Records from a data collection:
.....

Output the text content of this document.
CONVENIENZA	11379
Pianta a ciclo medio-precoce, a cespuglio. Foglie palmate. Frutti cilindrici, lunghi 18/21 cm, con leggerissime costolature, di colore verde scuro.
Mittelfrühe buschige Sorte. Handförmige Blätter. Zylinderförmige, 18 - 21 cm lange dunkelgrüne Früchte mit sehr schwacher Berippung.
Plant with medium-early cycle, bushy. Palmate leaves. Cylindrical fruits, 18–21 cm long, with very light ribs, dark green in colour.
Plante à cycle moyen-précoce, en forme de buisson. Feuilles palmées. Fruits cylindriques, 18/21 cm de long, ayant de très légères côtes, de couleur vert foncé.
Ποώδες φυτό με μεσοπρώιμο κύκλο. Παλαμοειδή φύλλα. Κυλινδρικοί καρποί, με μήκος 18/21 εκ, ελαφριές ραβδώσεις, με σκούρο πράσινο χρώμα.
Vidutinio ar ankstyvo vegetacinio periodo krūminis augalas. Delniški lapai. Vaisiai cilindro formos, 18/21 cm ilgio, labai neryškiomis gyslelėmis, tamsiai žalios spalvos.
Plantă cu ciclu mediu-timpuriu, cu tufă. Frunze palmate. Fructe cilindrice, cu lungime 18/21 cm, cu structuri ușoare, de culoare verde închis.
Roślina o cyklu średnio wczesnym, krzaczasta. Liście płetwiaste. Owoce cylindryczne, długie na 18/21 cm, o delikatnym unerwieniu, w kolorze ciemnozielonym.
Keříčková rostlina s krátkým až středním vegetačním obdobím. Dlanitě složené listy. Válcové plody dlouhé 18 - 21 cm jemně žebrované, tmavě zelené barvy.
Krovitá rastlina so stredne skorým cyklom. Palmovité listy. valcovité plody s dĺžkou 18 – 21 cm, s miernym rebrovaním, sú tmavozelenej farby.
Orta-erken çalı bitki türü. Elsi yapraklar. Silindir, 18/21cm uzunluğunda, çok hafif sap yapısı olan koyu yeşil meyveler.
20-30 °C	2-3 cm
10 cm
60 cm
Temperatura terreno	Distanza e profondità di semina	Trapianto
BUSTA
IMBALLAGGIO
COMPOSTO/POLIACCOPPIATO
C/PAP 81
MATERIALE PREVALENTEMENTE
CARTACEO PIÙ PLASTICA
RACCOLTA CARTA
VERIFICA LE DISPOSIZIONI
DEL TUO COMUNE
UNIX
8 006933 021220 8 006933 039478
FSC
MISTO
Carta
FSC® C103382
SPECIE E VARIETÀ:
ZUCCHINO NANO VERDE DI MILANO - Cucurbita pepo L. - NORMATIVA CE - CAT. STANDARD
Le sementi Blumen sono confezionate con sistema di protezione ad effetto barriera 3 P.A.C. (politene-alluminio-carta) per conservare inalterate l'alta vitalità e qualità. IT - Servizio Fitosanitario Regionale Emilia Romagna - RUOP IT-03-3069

.....

**PROBLEM TO WORK ON**
Provide solely the number of lines in the data that include the word "long".

**SOLVED PROBLEM**
2